- [DOCUMENT SEGMENT]:
────────────────────────────────────────

Irrespective of one’s methodology in preaching from Deuteronomy, one must formulate plans with the basic and current needs of his congregation uppermost in mind. There are at least six of these basic areas of need and unless the pastor speaks to these needs, he is not preaching in the true sense of the word. The areas which should serve as objectives or goals for the preacher in his sermon preparation may be classified as doctrinal (that men understand God’s truth), devotional (that men love, reverence, and worship God) , pastoral (that men in need of comfort find grace and strength in the Lord), ethical (that men rightly relate themselves to other men because of a genuine relationship to God), actional (that men dedicate themselves to the Lord and serve him with total personalities, time, and re sources), and evangelistic (that lost men come to trust Christ as Saviour and Lord).H. C. Brown Jr., “Preaching Values in Mark’s Gospel,” Southwestern Journal of Theology, I (October 1958), 70.
As one studies the Book of Deuteronomy a number of major themes appear, any one of which might well serve as the basis for a sermon series. Perhaps the most prominent theme is, “A Reminder to Remember.” The aged Moses stands on the banks of the Jordan, at the very threshold of the promised land, to deliver his farewell message to his people. He speaks to a generation which, except for two individuals, Joshua and Caleb, has witnessed only the latest acts in the drama of God’s deliverance of his people. How can he best prepare this people for what faces them in future days? Moses decides that this can best be done by vividly reminding them of God’s mighty hand in the midst of their history. With eyes undimmed by the years he looks backward to the time of Israel’s bondage in Egypt, then forward to the day when this people will be a nation of God in the land of promise. As this expanse of history is unfolded before the eyes of his people, Moses’ continual exhortation is, “Remember! Remember! Remember! Take heed lest you forget.”James Cogswell, “Lest We Forget,” Interpretation, XV (January 1961), 30.
But why this constant exhortation to remember these things—Egypt, Sinai, the wilderness? Because it is precisely by these remembrances that Israel will be enabled to remember the One who had chosen them and poured out upon them his undeserved love. And herein is found the only motivation sufficient to enable Israel to love Jehovah with all her heart, soul, and might and to obey his commandments and laws.
This memory motif, so prominent in Deuteronomy, is a primary biblical emphasis. In the Bible, however, memory is more than simple psychological recall. To remember in the biblical sense is to bring the past into the present with compelling power. Present action is always conditioned by what is remembered. For example, when God “remembered” Noah, helplessly adrift in the ark, he rescued him by causing the rain to cease and a wind to blow over the face of the earth (Gen. 8:1, 2). Likewise, when God “remembered” Hannah (I Sam. 1:19), he was active in her behalf and gave her a son.
The appeal to remembrance is also a New Testament emphasis: “Remember Jesus Christ, risen from the read . . .” (II Tim. 2:8); “Do this in remembrance of me” (I Cor. 11:24c). To remember Christ is to know him as living presence and in this presence to find power for living. To remember him is to sur render to him, to serve him, and to live in harmony with his redemptive purpose. Moses repeatedly called on his people to remember their God, hoping thereby to challenge them to walk in God’s way and to follow his will.

────────────────────────────────────────

- [GIVEN DATA]:
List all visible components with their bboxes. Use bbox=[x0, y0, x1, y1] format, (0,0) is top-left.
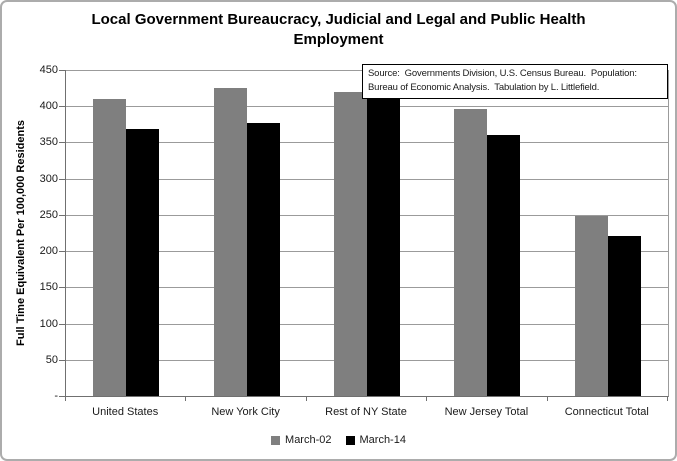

────────────────────────────────────────

- [GOALS]:
a - According to the passage on preaching from Deuteronomy, which two individuals were the exceptions in the generation Moses addresses?
b - Print everything in the passage on preaching from Deuteronomy from "The appeal to" down to "follow his will.".

- [SOLVED TASKS]:
a - Joshua and Caleb.

b -
The appeal to remembrance is also a New Testament emphasis: “Remember Jesus Christ, risen from the read . . .” (II Tim. 2:8); “Do this in remembrance of me” (I Cor. 11:24c). To remember Christ is to know him as living presence and in this presence to find power for living. To remember him is to sur render to him, to serve him, and to live in harmony with his redemptive purpose. Moses repeatedly called on his people to remember their God, hoping thereby to challenge them to walk in God’s way and to follow his will.